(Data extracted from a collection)
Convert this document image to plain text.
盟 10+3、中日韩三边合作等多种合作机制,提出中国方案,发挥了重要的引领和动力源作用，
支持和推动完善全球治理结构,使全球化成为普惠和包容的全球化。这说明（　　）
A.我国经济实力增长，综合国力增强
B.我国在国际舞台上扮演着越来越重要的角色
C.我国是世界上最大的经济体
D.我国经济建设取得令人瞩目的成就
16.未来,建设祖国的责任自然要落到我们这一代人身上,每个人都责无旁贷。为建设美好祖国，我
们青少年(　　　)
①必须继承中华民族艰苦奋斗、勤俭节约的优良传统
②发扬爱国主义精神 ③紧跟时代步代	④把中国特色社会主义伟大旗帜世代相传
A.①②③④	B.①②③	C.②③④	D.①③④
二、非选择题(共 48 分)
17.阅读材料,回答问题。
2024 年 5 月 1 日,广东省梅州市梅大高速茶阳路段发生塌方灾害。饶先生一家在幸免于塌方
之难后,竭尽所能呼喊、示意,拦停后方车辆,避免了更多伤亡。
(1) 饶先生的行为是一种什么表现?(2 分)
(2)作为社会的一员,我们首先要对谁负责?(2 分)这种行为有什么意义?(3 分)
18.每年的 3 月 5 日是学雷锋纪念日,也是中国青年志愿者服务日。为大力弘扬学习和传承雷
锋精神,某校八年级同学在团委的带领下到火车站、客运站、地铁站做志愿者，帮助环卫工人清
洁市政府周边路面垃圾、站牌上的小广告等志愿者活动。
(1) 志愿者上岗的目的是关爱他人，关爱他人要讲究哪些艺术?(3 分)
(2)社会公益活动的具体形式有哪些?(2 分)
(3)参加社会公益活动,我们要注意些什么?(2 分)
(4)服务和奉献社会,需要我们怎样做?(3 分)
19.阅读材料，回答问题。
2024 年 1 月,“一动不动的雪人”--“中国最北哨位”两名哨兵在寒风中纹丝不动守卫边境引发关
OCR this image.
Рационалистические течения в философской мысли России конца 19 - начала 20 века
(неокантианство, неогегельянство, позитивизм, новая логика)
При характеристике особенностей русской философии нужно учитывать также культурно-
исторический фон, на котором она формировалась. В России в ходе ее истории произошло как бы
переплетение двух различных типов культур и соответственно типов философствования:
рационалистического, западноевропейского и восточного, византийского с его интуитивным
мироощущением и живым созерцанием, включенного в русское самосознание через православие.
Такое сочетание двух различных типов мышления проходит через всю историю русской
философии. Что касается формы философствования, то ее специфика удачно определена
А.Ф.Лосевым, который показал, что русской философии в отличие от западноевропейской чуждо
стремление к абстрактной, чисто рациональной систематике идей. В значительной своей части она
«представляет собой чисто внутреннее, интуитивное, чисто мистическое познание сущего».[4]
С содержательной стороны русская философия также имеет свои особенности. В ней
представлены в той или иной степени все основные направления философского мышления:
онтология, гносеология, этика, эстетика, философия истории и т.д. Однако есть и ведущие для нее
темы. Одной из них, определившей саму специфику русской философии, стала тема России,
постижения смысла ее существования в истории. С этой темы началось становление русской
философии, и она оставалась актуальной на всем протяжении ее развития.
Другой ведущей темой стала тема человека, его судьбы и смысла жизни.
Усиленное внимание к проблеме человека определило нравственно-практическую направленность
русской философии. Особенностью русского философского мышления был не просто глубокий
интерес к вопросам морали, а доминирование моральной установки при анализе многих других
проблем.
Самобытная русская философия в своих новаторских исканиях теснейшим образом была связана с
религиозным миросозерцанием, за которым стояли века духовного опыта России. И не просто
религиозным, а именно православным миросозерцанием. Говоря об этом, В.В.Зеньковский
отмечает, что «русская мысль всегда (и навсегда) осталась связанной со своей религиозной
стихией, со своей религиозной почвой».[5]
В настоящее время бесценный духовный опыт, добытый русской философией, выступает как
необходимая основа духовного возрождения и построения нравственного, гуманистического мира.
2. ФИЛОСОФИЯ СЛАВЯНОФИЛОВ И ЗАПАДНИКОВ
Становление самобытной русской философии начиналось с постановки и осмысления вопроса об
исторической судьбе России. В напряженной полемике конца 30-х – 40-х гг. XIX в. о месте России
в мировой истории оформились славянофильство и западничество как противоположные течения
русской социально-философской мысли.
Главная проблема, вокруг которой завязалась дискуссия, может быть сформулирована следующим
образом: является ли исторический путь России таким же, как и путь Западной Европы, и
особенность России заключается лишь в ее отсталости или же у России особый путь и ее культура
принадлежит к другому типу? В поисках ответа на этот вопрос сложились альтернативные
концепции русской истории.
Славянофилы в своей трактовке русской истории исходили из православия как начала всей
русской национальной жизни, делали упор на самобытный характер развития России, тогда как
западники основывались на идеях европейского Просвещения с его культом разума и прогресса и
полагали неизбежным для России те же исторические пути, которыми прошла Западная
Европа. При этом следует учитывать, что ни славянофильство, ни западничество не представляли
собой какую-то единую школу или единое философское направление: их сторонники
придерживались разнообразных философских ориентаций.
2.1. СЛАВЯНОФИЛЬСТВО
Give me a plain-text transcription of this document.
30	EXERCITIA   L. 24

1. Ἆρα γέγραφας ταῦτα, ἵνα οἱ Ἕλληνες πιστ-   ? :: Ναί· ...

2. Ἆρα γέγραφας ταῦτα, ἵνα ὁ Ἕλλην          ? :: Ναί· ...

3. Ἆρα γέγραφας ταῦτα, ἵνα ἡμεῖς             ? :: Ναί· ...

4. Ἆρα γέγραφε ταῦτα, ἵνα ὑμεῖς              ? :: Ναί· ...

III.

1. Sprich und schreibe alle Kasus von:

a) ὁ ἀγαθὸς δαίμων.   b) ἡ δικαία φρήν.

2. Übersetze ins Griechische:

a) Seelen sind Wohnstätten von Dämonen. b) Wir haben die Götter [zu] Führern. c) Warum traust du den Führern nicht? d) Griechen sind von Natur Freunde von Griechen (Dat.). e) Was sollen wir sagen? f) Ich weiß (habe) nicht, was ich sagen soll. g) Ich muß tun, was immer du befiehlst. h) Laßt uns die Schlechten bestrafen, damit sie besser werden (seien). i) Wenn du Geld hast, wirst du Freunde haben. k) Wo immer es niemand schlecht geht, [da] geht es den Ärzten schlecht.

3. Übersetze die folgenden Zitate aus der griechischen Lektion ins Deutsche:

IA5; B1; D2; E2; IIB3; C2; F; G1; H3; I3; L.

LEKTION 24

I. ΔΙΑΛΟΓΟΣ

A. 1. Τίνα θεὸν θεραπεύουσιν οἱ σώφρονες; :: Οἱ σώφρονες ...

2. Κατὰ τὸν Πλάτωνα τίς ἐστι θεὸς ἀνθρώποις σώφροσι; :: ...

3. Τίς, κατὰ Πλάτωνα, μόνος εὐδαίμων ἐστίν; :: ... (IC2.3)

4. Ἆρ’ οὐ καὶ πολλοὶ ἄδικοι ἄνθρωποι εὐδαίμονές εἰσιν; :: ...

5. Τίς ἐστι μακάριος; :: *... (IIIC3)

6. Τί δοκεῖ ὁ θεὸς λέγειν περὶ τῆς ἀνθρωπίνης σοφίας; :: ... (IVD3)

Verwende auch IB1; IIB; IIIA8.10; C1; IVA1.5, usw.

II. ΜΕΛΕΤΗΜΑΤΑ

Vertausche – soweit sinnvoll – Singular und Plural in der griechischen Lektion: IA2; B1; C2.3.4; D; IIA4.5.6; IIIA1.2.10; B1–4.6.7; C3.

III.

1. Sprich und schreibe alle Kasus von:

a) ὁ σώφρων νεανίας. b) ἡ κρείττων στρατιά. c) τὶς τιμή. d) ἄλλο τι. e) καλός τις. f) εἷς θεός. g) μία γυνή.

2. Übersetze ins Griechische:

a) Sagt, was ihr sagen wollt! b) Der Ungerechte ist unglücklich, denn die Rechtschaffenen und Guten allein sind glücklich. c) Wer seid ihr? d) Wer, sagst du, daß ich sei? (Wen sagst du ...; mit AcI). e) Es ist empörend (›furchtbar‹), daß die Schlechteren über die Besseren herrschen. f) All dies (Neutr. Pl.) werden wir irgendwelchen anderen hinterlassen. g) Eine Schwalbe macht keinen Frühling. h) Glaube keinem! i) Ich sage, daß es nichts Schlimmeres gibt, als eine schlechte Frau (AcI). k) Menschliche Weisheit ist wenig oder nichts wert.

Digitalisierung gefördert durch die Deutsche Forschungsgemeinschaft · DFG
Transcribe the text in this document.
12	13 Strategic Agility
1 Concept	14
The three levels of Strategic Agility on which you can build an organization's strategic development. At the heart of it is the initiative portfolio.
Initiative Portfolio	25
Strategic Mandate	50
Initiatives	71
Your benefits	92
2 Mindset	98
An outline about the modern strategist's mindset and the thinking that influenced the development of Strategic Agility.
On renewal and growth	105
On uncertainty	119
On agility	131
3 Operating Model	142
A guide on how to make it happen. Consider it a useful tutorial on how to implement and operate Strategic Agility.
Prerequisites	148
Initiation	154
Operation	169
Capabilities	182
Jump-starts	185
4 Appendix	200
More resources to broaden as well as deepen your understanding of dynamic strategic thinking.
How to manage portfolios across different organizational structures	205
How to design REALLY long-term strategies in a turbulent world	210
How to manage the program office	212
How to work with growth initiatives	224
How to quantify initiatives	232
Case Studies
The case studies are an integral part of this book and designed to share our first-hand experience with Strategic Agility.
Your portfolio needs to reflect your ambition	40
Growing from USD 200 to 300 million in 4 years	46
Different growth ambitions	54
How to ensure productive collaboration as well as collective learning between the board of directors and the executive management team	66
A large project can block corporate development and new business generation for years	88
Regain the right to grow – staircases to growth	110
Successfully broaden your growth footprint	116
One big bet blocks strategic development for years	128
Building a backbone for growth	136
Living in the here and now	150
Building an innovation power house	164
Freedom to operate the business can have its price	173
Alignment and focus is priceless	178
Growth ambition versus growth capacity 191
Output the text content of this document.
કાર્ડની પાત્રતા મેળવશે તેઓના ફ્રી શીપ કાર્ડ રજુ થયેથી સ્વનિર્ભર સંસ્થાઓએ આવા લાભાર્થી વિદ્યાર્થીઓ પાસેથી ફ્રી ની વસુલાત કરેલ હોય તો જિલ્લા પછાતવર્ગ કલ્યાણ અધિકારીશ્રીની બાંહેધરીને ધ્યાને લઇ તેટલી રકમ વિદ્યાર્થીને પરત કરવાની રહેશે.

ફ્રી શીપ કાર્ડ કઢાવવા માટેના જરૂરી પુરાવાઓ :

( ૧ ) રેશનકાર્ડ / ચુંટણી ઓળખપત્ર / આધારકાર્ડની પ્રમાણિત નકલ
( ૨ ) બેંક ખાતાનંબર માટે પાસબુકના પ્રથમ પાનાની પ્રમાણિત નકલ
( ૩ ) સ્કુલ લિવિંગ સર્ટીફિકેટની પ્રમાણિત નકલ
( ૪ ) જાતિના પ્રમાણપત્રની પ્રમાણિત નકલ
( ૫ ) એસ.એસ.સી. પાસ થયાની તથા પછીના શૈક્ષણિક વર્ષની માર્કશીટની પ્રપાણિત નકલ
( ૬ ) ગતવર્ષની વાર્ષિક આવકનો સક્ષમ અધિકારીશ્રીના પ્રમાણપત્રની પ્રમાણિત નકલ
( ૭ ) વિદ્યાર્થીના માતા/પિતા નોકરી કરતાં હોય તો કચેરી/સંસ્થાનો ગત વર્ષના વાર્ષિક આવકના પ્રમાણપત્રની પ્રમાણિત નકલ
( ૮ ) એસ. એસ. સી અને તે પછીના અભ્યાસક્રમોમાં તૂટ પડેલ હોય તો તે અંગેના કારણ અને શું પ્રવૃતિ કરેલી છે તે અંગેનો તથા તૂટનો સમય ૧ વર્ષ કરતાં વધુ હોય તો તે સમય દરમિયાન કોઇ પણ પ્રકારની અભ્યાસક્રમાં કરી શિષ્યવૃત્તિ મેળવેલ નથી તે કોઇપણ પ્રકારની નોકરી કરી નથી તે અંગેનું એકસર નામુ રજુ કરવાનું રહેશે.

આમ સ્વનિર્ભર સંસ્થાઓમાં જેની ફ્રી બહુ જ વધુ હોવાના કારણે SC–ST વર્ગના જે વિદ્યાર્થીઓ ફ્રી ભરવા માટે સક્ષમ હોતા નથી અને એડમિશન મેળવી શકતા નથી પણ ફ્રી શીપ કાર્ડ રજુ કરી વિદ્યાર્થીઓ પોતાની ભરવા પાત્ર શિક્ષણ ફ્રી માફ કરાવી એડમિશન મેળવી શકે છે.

The task | Of the lines above, how many hold the string "философствования"? Answer with only the number.

Answer to the exercise | 2